Pull every line containing the word "that" from the records.

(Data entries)

---

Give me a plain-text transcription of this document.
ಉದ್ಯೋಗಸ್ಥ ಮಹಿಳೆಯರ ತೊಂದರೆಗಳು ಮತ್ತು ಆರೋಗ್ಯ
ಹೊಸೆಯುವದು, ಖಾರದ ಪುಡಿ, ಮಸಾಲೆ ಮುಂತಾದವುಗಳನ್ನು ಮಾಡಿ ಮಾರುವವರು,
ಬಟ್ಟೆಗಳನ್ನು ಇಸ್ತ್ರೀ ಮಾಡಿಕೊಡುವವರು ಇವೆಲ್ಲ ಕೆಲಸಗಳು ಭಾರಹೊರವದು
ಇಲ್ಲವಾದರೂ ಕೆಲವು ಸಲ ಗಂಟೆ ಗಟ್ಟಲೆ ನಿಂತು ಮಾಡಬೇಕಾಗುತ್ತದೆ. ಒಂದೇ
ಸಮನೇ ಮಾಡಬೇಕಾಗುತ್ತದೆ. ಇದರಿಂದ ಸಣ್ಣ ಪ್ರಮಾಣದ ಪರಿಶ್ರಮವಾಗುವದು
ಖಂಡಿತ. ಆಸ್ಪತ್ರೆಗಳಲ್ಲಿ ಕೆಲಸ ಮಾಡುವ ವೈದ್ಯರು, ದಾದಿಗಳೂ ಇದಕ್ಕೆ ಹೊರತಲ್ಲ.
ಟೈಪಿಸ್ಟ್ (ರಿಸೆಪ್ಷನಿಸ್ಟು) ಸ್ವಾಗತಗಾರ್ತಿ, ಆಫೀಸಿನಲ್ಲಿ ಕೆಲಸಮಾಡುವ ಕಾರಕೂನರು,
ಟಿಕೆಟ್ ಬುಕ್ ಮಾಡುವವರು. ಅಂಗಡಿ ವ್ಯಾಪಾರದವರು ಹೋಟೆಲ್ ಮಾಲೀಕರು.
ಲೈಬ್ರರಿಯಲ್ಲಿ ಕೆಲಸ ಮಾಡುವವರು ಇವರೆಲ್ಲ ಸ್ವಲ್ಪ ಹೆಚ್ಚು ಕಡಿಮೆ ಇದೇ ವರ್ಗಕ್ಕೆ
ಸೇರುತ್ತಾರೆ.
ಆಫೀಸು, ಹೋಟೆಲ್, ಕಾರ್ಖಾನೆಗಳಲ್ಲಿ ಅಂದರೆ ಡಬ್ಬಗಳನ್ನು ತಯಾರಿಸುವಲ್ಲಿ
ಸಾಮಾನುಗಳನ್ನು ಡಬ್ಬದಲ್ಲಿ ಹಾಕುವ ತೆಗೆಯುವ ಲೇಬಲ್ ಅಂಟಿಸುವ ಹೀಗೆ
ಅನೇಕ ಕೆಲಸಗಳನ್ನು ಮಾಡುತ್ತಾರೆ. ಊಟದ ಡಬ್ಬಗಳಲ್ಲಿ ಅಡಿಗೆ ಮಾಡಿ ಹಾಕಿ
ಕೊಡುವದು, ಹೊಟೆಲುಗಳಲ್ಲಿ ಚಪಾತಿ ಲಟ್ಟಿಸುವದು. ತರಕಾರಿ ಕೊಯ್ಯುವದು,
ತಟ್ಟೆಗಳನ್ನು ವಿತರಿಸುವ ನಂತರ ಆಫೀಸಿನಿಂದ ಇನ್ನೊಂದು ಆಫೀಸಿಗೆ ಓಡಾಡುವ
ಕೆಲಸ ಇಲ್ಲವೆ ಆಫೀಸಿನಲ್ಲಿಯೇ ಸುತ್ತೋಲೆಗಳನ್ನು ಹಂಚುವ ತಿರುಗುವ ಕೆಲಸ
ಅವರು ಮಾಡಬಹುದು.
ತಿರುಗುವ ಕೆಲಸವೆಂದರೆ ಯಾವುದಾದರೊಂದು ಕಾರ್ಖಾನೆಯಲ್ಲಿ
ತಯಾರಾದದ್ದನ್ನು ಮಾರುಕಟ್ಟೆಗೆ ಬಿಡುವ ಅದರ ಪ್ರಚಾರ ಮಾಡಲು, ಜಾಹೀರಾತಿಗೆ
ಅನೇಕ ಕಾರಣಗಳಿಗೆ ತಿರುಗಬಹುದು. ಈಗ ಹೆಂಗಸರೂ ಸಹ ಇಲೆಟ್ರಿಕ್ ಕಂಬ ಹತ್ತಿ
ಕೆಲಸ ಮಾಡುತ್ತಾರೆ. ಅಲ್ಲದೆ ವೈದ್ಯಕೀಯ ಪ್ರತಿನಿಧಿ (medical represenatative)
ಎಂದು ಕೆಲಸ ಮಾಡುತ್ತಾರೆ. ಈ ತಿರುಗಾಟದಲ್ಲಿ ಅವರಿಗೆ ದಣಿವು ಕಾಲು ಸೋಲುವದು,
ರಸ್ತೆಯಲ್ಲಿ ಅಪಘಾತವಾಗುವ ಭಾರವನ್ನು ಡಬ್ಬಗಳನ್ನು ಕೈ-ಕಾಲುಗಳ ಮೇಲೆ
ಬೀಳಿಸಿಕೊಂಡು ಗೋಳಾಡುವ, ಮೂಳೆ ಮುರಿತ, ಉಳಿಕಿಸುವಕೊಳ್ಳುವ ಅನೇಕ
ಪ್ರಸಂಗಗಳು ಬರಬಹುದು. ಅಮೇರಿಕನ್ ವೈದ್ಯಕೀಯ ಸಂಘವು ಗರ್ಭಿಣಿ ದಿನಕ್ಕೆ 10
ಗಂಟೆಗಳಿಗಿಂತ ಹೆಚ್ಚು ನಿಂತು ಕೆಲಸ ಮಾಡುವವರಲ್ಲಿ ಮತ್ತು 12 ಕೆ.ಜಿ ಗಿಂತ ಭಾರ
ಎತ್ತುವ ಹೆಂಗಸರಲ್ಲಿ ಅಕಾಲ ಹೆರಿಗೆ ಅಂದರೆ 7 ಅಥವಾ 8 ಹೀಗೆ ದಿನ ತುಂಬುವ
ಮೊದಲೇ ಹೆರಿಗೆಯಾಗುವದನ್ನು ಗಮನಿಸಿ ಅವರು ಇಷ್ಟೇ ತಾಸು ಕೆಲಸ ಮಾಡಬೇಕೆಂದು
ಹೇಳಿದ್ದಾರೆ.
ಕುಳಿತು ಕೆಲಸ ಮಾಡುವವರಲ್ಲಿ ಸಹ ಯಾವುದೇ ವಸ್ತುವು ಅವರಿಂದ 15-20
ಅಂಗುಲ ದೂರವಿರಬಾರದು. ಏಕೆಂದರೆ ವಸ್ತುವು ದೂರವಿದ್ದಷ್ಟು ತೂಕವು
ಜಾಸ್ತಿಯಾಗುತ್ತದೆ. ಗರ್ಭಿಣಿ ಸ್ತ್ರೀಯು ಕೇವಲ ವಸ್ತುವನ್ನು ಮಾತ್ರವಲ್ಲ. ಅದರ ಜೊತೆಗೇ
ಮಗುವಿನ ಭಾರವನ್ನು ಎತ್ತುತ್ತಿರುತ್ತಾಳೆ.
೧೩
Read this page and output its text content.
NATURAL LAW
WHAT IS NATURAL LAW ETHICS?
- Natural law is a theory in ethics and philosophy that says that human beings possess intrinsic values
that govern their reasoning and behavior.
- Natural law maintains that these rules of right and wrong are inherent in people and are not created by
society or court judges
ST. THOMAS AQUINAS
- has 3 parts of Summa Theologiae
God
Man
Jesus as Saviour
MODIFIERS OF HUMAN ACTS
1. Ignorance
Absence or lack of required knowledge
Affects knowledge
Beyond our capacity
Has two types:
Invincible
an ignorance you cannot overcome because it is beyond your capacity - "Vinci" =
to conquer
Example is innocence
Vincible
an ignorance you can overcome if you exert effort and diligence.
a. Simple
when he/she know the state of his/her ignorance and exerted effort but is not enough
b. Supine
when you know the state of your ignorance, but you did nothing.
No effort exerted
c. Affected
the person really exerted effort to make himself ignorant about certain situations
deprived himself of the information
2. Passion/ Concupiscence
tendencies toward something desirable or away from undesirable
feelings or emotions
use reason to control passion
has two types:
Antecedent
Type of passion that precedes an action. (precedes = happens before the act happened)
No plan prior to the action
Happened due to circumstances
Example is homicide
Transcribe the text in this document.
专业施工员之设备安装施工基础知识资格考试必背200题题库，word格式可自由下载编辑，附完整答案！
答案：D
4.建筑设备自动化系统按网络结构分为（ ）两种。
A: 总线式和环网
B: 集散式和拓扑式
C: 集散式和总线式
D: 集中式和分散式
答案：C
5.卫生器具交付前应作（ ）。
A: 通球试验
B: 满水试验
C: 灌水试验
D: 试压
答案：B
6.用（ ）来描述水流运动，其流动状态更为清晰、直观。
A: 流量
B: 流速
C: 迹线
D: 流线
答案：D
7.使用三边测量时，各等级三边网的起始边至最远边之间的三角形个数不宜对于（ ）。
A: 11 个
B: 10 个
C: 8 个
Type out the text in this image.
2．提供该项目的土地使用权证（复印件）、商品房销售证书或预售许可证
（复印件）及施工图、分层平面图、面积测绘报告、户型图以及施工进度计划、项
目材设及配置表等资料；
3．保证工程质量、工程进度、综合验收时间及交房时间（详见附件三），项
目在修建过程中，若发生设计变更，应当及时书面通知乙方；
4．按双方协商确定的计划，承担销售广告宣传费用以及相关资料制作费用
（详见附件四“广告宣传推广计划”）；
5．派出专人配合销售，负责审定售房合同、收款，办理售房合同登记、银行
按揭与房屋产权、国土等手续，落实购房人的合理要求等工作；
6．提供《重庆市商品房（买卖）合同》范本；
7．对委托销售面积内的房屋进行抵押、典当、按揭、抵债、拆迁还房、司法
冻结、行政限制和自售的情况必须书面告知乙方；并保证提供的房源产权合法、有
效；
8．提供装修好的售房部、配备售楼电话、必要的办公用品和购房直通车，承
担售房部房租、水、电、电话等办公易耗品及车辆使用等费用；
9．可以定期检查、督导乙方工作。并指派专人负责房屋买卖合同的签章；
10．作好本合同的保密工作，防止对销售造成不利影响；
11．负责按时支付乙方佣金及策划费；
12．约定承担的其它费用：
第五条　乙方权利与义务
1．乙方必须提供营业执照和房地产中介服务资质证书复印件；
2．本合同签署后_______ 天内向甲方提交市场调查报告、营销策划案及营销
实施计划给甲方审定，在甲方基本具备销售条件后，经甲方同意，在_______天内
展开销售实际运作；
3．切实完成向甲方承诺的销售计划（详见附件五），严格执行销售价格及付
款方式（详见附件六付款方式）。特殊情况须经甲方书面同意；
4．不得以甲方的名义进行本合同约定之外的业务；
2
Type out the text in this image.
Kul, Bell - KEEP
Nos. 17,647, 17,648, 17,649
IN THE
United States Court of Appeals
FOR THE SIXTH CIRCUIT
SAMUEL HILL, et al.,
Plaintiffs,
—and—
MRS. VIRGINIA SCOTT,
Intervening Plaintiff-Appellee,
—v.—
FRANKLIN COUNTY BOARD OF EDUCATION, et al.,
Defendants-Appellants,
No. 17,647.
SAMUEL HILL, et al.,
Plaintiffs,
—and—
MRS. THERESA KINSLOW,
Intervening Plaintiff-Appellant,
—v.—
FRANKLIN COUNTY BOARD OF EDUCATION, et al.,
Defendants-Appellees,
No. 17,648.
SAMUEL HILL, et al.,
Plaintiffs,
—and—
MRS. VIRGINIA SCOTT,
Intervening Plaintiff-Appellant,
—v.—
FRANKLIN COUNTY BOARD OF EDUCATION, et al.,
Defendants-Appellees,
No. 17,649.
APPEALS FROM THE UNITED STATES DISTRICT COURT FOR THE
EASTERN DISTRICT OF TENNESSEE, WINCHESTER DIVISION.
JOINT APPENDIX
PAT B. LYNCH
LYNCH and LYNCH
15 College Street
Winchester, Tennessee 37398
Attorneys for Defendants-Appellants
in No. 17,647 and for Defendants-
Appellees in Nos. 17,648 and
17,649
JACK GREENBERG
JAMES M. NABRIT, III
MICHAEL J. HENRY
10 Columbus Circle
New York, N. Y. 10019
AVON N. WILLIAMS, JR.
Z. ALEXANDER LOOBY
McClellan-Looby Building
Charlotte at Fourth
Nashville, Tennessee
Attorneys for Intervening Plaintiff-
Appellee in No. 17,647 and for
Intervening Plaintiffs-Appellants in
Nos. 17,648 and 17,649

---

Correct response:
- Natural law is a theory in ethics and philosophy that says that human beings possess intrinsic values
that govern their reasoning and behavior.
- Natural law maintains that these rules of right and wrong are inherent in people and are not created by
Type of passion that precedes an action. (precedes = happens before the act happened)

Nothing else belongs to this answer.